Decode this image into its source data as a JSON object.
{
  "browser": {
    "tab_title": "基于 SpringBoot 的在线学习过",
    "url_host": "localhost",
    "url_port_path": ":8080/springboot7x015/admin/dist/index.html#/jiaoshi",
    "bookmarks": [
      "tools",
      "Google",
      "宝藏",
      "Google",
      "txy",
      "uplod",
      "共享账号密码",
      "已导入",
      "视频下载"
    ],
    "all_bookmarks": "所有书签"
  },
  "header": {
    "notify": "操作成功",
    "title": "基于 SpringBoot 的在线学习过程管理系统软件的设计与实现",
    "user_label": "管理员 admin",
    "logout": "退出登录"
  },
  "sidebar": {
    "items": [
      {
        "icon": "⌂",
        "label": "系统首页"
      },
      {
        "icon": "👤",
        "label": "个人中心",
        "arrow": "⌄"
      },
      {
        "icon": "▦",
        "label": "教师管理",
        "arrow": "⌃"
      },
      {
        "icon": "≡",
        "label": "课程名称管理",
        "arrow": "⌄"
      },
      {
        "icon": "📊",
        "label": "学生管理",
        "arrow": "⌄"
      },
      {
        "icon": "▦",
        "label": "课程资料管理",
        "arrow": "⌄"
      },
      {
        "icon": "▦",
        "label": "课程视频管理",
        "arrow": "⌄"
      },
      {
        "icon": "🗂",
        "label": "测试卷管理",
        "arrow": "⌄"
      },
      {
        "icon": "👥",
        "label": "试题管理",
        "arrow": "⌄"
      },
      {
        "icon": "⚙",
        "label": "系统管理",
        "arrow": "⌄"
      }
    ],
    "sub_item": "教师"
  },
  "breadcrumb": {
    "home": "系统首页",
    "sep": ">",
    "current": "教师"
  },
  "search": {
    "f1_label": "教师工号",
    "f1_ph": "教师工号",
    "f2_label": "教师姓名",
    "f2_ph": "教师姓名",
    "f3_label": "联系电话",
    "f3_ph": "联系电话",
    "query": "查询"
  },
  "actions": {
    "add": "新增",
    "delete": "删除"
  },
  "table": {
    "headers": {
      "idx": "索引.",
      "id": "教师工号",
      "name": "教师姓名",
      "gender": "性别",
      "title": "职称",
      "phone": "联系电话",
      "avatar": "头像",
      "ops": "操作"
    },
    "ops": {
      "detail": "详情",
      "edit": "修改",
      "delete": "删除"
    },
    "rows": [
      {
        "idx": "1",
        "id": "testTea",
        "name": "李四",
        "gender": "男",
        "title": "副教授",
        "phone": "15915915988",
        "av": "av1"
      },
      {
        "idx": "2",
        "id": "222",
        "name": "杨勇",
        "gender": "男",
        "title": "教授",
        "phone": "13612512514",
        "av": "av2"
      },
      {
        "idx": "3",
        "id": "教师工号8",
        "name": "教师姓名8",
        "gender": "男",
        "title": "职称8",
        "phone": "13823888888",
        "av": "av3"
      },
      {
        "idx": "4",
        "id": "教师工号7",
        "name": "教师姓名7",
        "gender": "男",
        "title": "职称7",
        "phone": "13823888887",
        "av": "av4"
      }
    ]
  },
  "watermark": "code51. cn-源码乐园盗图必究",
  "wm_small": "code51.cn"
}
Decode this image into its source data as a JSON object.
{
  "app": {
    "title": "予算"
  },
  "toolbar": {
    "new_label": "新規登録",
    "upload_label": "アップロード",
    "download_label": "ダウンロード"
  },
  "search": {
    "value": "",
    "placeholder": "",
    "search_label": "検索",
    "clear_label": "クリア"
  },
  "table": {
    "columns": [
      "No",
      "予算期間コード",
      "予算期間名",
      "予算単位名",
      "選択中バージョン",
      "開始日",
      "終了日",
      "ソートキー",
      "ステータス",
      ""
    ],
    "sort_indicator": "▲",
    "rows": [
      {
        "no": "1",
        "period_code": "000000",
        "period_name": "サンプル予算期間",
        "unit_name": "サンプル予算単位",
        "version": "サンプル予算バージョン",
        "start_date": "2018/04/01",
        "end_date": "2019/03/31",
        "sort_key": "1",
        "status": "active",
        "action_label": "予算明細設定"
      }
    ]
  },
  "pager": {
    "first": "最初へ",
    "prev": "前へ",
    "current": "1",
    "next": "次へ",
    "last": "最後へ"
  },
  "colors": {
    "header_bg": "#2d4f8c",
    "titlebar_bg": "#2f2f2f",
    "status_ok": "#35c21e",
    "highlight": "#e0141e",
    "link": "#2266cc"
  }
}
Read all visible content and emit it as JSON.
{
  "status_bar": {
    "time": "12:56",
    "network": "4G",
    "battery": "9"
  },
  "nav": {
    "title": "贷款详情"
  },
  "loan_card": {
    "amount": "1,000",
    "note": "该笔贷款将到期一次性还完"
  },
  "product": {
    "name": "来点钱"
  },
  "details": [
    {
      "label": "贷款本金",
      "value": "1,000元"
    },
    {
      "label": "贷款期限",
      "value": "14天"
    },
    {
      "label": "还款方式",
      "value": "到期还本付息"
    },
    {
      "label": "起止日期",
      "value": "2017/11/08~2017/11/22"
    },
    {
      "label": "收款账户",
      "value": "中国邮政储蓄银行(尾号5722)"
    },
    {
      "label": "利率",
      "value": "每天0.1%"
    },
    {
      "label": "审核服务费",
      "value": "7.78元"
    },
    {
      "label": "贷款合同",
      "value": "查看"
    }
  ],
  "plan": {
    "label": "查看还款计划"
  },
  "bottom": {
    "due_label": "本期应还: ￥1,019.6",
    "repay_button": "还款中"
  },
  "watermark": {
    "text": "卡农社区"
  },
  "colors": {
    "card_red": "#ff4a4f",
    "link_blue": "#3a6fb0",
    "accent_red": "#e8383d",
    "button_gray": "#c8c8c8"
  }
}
--------------------------------
Transcribe the material above word for word.

Exercise answer
Decode this image into its source data as a JSON object.
{
  "browser": {
    "tab_title": "基于 SpringBoot 的在线学习过",
    "url_host": "localhost",
    "url_port_path": ":8080/springboot7x015/admin/dist/index.html#/jiaoshi",
    "bookmarks": [
      "tools",
      "Google",
      "宝藏",
      "Google",
      "txy",
      "uplod",
      "共享账号密码",
      "已导入",
      "视频下载"
    ],
    "all_bookmarks": "所有书签"
  },
  "header": {
    "notify": "操作成功",
    "title": "基于 SpringBoot 的在线学习过程管理系统软件的设计与实现",
    "user_label": "管理员 admin",
    "logout": "退出登录"
  },
  "sidebar": {
    "items": [
      {
        "icon": "⌂",
        "label": "系统首页"
      },
      {
        "icon": "👤",
        "label": "个人中心",
        "arrow": "⌄"
      },
      {
        "icon": "▦",
        "label": "教师管理",
        "arrow": "⌃"
      },
      {
        "icon": "≡",
        "label": "课程名称管理",
        "arrow": "⌄"
      },
      {
        "icon": "📊",
        "label": "学生管理",
        "arrow": "⌄"
      },
      {
        "icon": "▦",
        "label": "课程资料管理",
        "arrow": "⌄"
      },
      {
        "icon": "▦",
        "label": "课程视频管理",
        "arrow": "⌄"
      },
      {
        "icon": "🗂",
        "label": "测试卷管理",
        "arrow": "⌄"
      },
      {
        "icon": "👥",
        "label": "试题管理",
        "arrow": "⌄"
      },
      {
        "icon": "⚙",
        "label": "系统管理",
        "arrow": "⌄"
      }
    ],
    "sub_item": "教师"
  },
  "breadcrumb": {
    "home": "系统首页",
    "sep": ">",
    "current": "教师"
  },
  "search": {
    "f1_label": "教师工号",
    "f1_ph": "教师工号",
    "f2_label": "教师姓名",
    "f2_ph": "教师姓名",
    "f3_label": "联系电话",
    "f3_ph": "联系电话",
    "query": "查询"
  },
  "actions": {
    "add": "新增",
    "delete": "删除"
  },
  "table": {
    "headers": {
      "idx": "索引.",
      "id": "教师工号",
      "name": "教师姓名",
      "gender": "性别",
      "title": "职称",
      "phone": "联系电话",
      "avatar": "头像",
      "ops": "操作"
    },
    "ops": {
      "detail": "详情",
      "edit": "修改",
      "delete": "删除"
    },
    "rows": [
      {
        "idx": "1",
        "id": "testTea",
        "name": "李四",
        "gender": "男",
        "title": "副教授",
        "phone": "15915915988",
        "av": "av1"
      },
      {
        "idx": "2",
        "id": "222",
        "name": "杨勇",
        "gender": "男",
        "title": "教授",
        "phone": "13612512514",
        "av": "av2"
      },
      {
        "idx": "3",
        "id": "教师工号8",
        "name": "教师姓名8",
        "gender": "男",
        "title": "职称8",
        "phone": "13823888888",
        "av": "av3"
      },
      {
        "idx": "4",
        "id": "教师工号7",
        "name": "教师姓名7",
        "gender": "男",
        "title": "职称7",
        "phone": "13823888887",
        "av": "av4"
      }
    ]
  },
  "watermark": "code51. cn-源码乐园盗图必究",
  "wm_small": "code51.cn"
}
Decode this image into its source data as a JSON object.
{
  "app": {
    "title": "予算"
  },
  "toolbar": {
    "new_label": "新規登録",
    "upload_label": "アップロード",
    "download_label": "ダウンロード"
  },
  "search": {
    "value": "",
    "placeholder": "",
    "search_label": "検索",
    "clear_label": "クリア"
  },
  "table": {
    "columns": [
      "No",
      "予算期間コード",
      "予算期間名",
      "予算単位名",
      "選択中バージョン",
      "開始日",
      "終了日",
      "ソートキー",
      "ステータス",
      ""
    ],
    "sort_indicator": "▲",
    "rows": [
      {
        "no": "1",
        "period_code": "000000",
        "period_name": "サンプル予算期間",
        "unit_name": "サンプル予算単位",
        "version": "サンプル予算バージョン",
        "start_date": "2018/04/01",
        "end_date": "2019/03/31",
        "sort_key": "1",
        "status": "active",
        "action_label": "予算明細設定"
      }
    ]
  },
  "pager": {
    "first": "最初へ",
    "prev": "前へ",
    "current": "1",
    "next": "次へ",
    "last": "最後へ"
  },
  "colors": {
    "header_bg": "#2d4f8c",
    "titlebar_bg": "#2f2f2f",
    "status_ok": "#35c21e",
    "highlight": "#e0141e",
    "link": "#2266cc"
  }
}
Read all visible content and emit it as JSON.
{
  "status_bar": {
    "time": "12:56",
    "network": "4G",
    "battery": "9"
  },
  "nav": {
    "title": "贷款详情"
  },
  "loan_card": {
    "amount": "1,000",
    "note": "该笔贷款将到期一次性还完"
  },
  "product": {
    "name": "来点钱"
  },
  "details": [
    {
      "label": "贷款本金",
      "value": "1,000元"
    },
    {
      "label": "贷款期限",
      "value": "14天"
    },
    {
      "label": "还款方式",
      "value": "到期还本付息"
    },
    {
      "label": "起止日期",
      "value": "2017/11/08~2017/11/22"
    },
    {
      "label": "收款账户",
      "value": "中国邮政储蓄银行(尾号5722)"
    },
    {
      "label": "利率",
      "value": "每天0.1%"
    },
    {
      "label": "审核服务费",
      "value": "7.78元"
    },
    {
      "label": "贷款合同",
      "value": "查看"
    }
  ],
  "plan": {
    "label": "查看还款计划"
  },
  "bottom": {
    "due_label": "本期应还: ￥1,019.6",
    "repay_button": "还款中"
  },
  "watermark": {
    "text": "卡农社区"
  },
  "colors": {
    "card_red": "#ff4a4f",
    "link_blue": "#3a6fb0",
    "accent_red": "#e8383d",
    "button_gray": "#c8c8c8"
  }
}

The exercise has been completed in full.